= WRITTEN REQUEST =
In the material below, find each line holding the string "this" and copy it.

= MATERIAL PROVIDED =

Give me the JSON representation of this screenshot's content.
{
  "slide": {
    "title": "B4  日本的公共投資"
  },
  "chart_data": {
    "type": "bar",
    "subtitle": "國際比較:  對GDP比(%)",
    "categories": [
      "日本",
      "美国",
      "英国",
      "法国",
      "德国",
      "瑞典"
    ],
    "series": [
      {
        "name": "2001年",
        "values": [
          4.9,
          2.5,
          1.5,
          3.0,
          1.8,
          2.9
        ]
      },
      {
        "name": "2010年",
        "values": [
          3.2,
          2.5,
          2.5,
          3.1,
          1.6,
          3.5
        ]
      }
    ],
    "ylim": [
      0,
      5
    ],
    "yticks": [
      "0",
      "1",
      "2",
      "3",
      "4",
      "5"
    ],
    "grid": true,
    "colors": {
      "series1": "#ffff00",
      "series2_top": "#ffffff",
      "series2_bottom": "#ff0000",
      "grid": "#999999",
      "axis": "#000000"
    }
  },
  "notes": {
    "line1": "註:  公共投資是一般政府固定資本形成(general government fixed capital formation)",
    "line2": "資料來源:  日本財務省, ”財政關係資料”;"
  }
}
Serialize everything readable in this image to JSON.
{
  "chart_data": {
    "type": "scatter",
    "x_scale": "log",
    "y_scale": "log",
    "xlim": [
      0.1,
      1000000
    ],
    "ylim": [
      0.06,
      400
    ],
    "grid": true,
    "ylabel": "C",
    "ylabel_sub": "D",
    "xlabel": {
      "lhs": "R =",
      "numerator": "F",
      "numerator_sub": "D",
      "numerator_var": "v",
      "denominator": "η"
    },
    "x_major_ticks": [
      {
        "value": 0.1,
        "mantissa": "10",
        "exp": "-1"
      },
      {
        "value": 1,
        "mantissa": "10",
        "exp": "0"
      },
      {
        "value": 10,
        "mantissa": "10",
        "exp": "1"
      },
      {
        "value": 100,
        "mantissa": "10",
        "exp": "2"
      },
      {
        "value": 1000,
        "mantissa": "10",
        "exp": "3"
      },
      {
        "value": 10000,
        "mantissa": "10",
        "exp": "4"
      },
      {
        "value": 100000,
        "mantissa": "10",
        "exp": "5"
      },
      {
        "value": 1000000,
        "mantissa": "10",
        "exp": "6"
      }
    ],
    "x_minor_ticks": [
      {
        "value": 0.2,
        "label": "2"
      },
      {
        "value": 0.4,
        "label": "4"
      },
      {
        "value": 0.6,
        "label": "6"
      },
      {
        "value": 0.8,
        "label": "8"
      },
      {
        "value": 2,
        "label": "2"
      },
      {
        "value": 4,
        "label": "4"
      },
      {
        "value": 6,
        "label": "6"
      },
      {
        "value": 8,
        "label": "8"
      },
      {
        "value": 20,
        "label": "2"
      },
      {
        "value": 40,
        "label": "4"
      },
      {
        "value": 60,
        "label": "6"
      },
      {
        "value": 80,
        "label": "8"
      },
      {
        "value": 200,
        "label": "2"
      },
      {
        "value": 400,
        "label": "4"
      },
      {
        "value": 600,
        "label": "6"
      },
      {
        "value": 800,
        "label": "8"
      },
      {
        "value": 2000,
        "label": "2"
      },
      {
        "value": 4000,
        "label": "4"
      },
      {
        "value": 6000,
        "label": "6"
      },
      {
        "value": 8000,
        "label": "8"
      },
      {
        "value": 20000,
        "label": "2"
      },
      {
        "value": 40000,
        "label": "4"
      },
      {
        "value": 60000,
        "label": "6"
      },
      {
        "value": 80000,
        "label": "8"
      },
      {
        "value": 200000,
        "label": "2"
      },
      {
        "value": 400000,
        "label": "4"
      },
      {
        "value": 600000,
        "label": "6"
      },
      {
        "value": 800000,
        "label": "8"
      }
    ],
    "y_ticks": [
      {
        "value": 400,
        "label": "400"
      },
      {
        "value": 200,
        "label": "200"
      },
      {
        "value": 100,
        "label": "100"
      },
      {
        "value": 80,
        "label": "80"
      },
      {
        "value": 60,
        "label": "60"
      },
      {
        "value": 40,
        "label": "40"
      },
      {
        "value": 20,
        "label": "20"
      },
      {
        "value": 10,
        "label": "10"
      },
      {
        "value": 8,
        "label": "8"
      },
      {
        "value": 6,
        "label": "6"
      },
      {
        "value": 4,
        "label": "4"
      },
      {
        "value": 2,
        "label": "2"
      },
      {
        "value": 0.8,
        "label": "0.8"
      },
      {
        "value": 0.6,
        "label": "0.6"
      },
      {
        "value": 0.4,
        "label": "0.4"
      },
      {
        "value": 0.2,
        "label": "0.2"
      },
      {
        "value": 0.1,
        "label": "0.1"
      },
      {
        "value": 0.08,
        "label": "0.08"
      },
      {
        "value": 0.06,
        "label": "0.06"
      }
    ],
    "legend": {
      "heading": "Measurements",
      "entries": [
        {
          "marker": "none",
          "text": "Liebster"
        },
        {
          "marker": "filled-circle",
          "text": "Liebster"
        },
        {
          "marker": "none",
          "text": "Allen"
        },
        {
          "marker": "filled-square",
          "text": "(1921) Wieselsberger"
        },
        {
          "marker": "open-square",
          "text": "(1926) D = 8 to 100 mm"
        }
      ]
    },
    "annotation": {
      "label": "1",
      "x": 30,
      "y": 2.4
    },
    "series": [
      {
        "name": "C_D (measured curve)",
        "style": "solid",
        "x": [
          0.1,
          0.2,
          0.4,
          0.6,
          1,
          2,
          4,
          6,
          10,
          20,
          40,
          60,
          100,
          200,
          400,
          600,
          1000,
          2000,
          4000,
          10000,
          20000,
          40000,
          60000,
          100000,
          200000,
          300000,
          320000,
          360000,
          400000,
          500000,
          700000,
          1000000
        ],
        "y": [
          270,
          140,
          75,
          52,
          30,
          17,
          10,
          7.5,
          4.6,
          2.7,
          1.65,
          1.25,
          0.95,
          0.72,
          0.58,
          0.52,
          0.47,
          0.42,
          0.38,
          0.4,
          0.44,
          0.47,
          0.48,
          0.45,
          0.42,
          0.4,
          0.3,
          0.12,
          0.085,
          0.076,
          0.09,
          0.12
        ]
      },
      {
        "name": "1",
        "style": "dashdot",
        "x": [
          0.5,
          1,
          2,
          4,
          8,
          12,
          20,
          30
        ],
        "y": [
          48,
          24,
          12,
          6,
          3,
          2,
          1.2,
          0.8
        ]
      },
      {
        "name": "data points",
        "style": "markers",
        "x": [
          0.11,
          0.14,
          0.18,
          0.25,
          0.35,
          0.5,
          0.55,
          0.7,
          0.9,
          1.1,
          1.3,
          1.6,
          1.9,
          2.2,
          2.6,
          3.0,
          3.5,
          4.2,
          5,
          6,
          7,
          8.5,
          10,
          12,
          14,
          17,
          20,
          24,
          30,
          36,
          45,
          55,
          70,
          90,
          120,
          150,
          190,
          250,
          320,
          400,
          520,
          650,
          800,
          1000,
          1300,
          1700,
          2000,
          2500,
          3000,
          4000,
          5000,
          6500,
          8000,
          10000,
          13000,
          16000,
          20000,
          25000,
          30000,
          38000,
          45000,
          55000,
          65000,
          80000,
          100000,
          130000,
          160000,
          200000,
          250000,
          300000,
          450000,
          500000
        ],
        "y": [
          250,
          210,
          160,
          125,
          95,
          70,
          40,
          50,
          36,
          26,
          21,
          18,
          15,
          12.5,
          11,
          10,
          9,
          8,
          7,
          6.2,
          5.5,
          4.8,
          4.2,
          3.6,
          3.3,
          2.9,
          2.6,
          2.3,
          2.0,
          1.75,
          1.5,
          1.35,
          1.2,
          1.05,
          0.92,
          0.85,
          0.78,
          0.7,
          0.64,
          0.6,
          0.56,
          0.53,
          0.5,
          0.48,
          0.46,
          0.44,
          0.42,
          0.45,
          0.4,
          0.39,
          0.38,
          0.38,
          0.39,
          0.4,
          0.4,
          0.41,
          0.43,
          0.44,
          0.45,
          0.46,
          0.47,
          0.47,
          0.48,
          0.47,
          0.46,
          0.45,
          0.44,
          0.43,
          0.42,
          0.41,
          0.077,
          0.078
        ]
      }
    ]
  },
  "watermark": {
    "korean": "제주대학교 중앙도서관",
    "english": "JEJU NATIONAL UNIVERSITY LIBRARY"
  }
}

= FINISHED TASK =
Give me the JSON representation of this screenshot's content.
Serialize everything readable in this image to JSON.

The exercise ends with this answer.